>> Begin PROVIDED ENTRIES

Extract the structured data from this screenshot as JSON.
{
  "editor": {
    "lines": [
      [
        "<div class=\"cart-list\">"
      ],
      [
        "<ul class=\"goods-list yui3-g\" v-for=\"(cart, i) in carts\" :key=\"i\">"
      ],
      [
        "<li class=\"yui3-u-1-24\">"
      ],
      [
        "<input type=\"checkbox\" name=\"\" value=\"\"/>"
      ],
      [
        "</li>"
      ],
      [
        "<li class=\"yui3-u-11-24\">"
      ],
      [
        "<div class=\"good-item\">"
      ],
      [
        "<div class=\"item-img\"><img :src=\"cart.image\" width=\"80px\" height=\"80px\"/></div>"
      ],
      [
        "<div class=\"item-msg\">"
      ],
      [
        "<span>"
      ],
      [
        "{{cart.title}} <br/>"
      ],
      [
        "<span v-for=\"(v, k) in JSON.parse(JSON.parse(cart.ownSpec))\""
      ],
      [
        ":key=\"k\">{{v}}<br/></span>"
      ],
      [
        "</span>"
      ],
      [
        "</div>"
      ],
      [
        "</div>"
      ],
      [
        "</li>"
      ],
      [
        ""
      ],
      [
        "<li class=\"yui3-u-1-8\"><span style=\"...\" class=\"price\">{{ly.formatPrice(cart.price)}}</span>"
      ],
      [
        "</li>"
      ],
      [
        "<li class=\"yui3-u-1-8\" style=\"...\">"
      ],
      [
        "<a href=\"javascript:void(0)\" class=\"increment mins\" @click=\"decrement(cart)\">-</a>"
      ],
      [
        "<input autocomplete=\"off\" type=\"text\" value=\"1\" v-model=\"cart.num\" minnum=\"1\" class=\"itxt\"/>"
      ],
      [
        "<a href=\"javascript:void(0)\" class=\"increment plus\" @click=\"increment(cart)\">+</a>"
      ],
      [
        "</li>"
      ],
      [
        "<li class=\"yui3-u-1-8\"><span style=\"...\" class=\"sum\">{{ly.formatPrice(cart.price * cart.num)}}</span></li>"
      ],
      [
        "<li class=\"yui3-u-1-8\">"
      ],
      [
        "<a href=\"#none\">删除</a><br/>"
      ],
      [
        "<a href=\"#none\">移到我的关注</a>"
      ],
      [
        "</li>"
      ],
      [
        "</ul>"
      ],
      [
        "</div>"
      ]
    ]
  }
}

>> End PROVIDED ENTRIES

PROBLEM DESCRIPTION - Find every line that has "cart" in it, then return those lines.

ANSWER TO THE TASK -
        "<div class=\"cart-list\">"
        "<ul class=\"goods-list yui3-g\" v-for=\"(cart, i) in carts\" :key=\"i\">"
        "<div class=\"item-img\"><img :src=\"cart.image\" width=\"80px\" height=\"80px\"/></div>"
        "{{cart.title}} <br/>"
        "<span v-for=\"(v, k) in JSON.parse(JSON.parse(cart.ownSpec))\""
        "<li class=\"yui3-u-1-8\"><span style=\"...\" class=\"price\">{{ly.formatPrice(cart.price)}}</span>"
        "<a href=\"javascript:void(0)\" class=\"increment mins\" @click=\"decrement(cart)\">-</a>"
        "<input autocomplete=\"off\" type=\"text\" value=\"1\" v-model=\"cart.num\" minnum=\"1\" class=\"itxt\"/>"
        "<a href=\"javascript:void(0)\" class=\"increment plus\" @click=\"increment(cart)\">+</a>"
        "<li class=\"yui3-u-1-8\"><span style=\"...\" class=\"sum\">{{ly.formatPrice(cart.price * cart.num)}}</span></li>"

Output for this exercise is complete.